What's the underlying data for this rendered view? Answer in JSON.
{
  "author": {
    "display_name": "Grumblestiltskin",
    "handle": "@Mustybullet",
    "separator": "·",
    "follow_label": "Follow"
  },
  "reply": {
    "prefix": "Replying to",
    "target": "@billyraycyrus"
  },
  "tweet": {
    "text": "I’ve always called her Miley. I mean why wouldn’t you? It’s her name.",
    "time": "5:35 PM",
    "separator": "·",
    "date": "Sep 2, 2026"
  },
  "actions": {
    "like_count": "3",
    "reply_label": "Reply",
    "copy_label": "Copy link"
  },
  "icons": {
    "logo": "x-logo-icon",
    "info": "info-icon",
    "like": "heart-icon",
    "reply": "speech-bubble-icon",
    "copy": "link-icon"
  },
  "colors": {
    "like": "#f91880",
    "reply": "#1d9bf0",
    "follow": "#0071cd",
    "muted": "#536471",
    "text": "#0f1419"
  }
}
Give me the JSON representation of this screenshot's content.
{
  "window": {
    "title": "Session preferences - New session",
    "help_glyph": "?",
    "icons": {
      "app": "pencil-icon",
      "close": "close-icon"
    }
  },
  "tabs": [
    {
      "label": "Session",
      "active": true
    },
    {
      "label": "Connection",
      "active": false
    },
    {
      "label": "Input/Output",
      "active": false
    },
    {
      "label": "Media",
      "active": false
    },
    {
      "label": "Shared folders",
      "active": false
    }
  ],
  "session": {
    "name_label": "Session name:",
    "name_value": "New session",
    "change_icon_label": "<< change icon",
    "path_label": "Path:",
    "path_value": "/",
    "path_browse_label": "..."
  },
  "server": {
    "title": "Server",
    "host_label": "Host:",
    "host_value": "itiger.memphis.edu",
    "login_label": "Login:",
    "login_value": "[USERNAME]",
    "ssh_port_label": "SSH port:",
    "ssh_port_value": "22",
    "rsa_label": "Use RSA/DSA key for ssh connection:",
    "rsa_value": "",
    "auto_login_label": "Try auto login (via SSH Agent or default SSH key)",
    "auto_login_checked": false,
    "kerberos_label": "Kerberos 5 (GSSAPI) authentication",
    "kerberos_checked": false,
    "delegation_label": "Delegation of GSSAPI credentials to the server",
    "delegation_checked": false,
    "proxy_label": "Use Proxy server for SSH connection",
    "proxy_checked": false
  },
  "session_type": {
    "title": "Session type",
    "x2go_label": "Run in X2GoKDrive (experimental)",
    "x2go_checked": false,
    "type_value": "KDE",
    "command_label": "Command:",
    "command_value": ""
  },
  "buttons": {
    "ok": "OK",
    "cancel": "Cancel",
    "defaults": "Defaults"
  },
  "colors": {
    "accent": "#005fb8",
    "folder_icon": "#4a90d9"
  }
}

= = = =

§ **Exercise instructions**
Which lines contain the word "title"? Copy each of them.

§ **Final answer**
    "title": "Session preferences - New session",
    "title": "Server",
    "title": "Session type",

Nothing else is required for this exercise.